◆ Exercise requirements: State the number of lines below in which the word "name" appears. Nothing else belongs in the answer.

[START Raw records]

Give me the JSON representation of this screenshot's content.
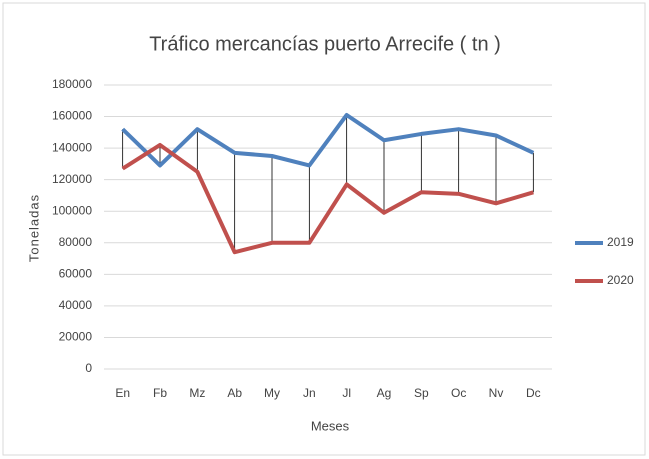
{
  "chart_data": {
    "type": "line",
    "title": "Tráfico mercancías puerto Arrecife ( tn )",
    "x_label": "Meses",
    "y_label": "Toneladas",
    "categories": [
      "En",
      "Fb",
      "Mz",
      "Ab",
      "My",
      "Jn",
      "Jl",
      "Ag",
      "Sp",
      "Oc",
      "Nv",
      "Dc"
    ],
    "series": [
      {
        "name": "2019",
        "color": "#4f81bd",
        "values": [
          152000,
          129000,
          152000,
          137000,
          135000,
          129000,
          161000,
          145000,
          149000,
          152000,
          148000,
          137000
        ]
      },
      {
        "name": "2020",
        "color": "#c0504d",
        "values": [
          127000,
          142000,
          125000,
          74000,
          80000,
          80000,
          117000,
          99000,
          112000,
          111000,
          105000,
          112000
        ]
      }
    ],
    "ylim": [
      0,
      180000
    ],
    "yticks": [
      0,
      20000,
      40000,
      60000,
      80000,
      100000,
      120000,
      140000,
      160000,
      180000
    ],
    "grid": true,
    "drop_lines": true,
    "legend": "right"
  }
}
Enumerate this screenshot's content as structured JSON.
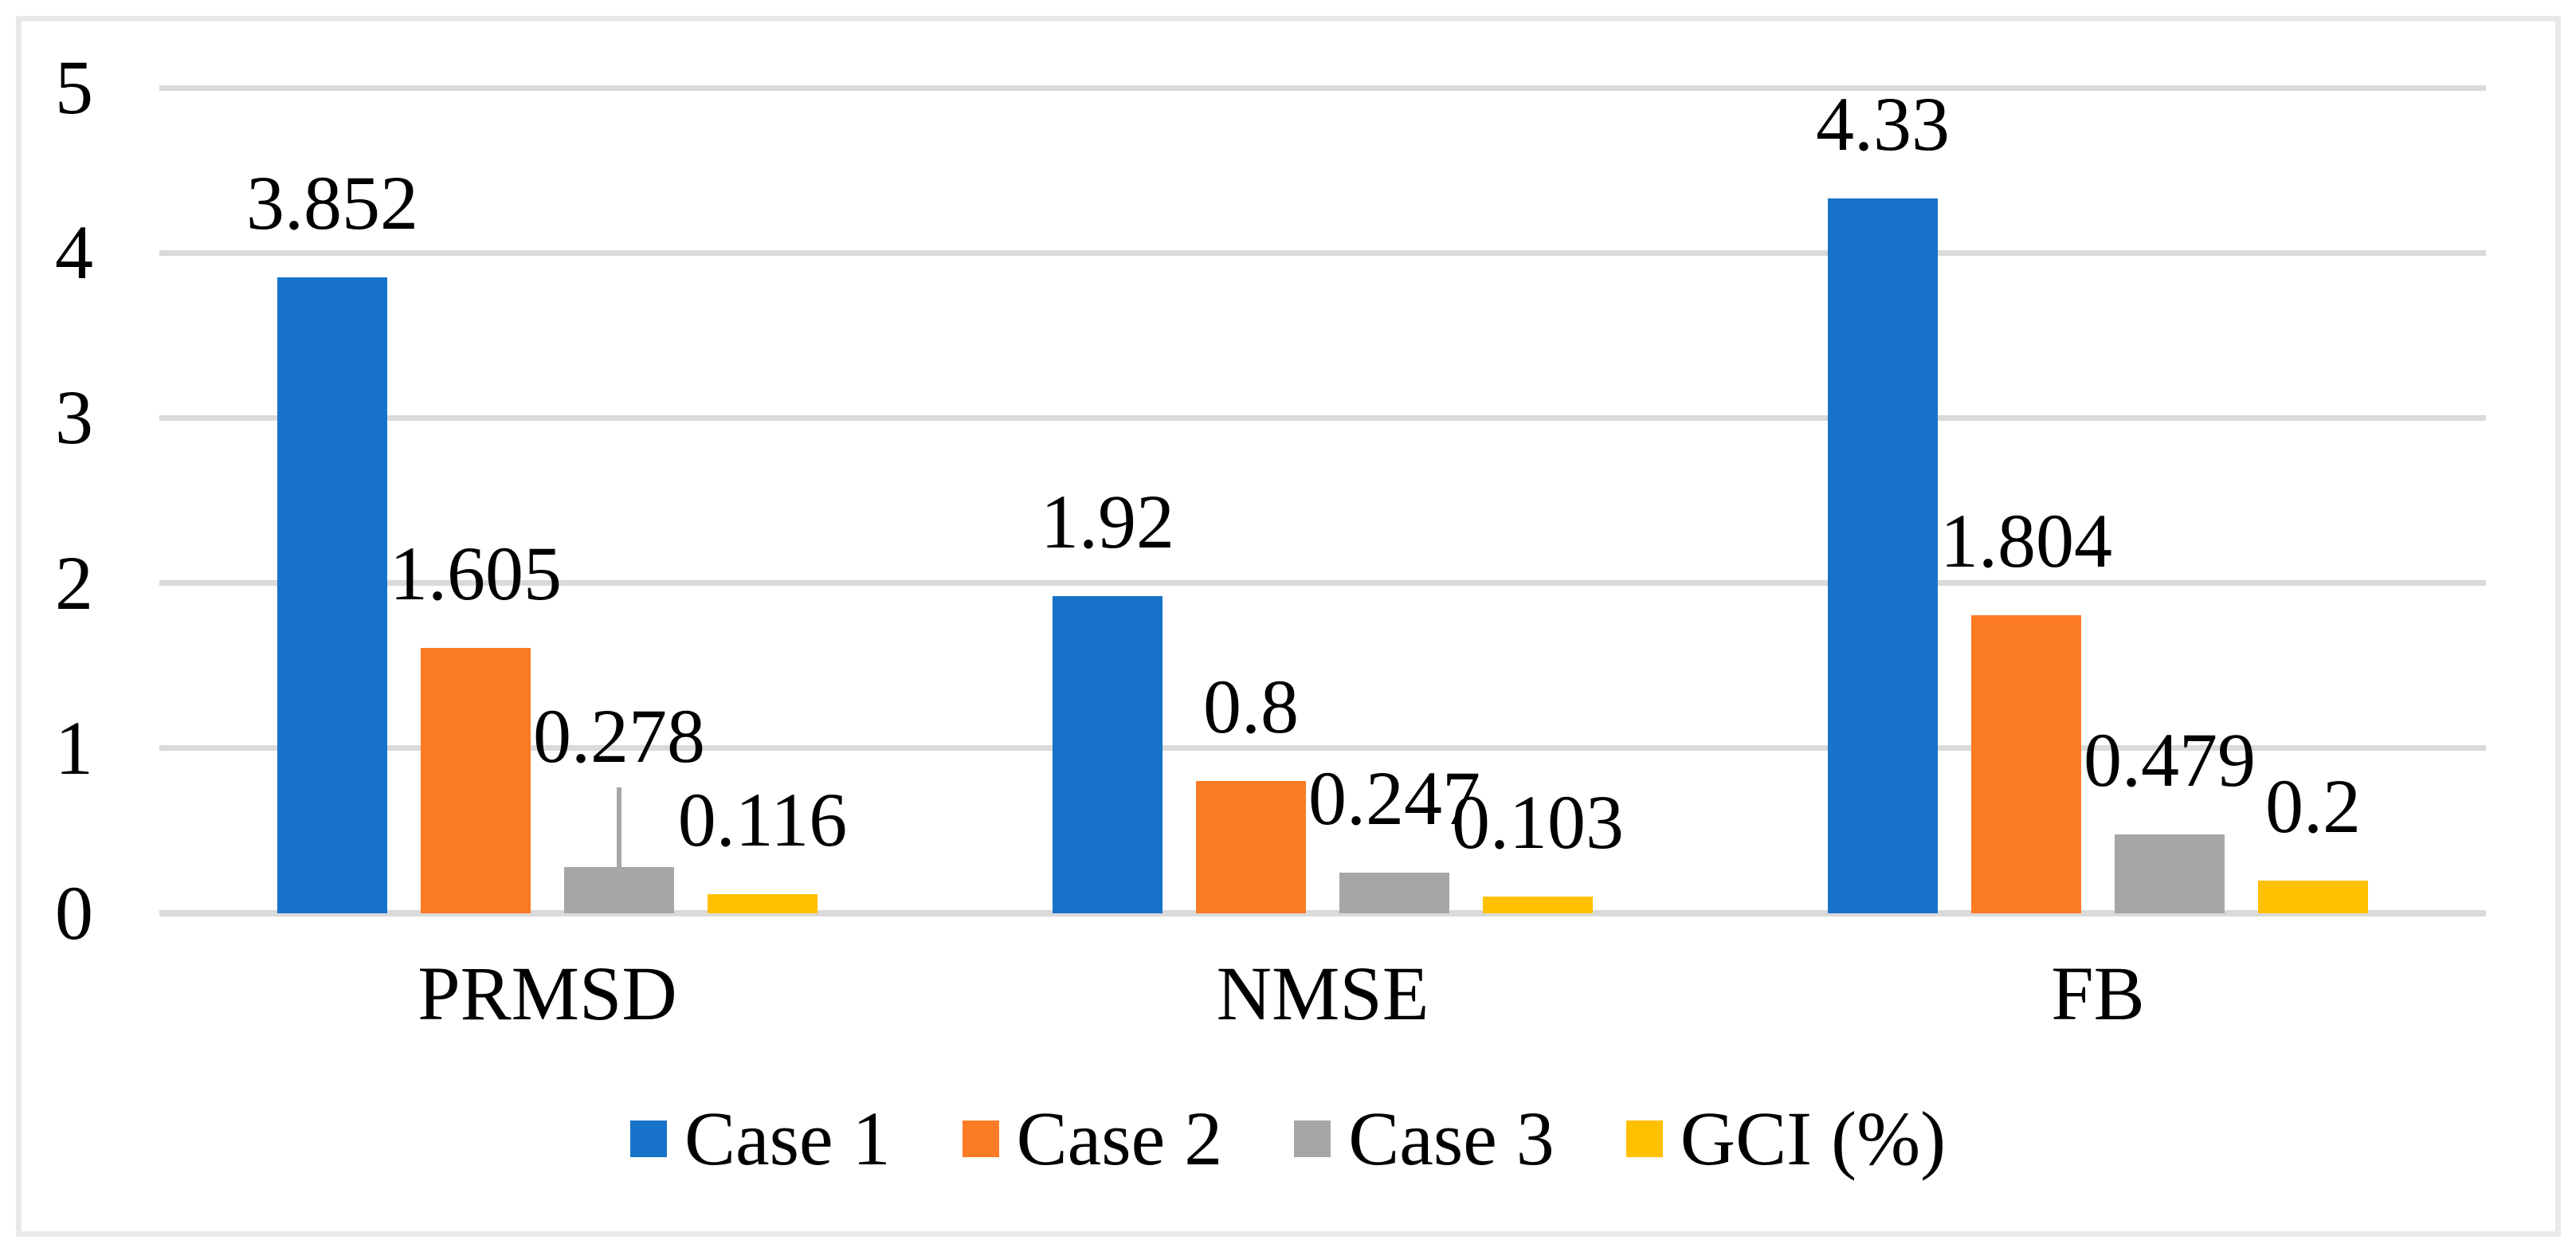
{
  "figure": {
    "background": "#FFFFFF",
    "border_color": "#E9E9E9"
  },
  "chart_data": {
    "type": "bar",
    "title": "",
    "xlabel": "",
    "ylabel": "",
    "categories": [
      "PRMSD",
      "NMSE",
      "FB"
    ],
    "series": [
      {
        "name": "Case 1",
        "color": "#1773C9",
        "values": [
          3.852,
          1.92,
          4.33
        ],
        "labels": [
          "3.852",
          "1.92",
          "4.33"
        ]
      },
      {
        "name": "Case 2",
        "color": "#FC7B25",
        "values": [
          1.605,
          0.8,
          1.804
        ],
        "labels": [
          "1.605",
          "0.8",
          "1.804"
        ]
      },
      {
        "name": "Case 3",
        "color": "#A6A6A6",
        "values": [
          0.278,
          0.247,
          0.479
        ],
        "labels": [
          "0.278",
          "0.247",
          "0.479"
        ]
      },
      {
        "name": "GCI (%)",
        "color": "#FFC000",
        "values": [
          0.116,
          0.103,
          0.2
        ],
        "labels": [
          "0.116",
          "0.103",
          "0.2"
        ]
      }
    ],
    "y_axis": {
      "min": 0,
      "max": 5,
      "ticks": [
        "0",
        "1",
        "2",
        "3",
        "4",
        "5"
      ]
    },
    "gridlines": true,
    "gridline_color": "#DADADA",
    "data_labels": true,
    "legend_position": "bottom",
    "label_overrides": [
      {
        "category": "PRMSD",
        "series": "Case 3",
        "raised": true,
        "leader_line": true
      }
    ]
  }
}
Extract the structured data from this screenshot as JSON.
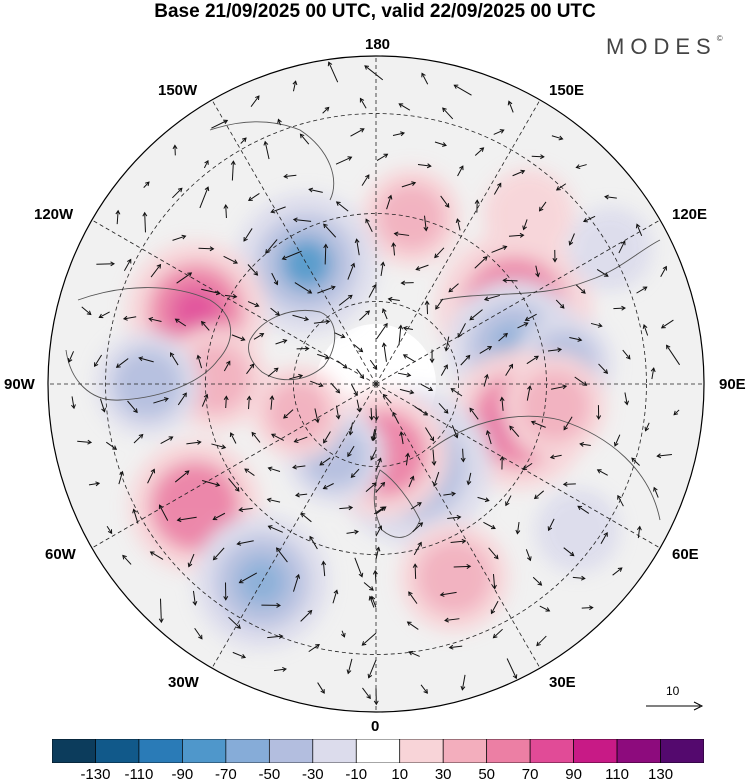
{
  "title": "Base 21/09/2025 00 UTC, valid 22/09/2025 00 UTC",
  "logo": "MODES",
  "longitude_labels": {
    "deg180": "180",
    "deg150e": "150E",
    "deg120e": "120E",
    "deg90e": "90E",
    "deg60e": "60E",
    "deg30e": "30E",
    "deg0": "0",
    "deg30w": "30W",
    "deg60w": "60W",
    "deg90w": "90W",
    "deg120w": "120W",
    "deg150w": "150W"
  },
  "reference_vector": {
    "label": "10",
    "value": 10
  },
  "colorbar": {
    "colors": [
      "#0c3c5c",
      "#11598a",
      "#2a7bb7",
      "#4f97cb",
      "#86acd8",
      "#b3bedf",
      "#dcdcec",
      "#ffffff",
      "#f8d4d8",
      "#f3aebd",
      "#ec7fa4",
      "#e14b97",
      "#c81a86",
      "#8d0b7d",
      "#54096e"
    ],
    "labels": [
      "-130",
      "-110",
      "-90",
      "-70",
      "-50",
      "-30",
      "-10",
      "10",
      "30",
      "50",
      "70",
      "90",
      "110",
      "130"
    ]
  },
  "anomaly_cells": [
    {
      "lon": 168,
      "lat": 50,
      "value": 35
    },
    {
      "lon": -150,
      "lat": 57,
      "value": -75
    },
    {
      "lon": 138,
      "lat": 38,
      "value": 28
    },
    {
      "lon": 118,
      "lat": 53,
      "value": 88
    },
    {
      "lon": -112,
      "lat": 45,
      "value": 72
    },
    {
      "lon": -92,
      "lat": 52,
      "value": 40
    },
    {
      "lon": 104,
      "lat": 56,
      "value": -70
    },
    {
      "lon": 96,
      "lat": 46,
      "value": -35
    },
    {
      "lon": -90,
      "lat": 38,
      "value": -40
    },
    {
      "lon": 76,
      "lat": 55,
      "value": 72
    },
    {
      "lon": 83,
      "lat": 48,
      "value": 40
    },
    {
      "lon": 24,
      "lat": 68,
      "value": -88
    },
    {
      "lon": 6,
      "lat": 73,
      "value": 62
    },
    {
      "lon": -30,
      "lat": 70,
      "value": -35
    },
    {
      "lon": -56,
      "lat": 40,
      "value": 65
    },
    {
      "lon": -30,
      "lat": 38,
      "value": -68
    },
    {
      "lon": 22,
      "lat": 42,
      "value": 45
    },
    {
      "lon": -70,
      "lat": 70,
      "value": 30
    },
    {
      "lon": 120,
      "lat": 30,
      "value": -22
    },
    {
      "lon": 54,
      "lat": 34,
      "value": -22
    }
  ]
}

[END Raw records]

◆ Result below: 6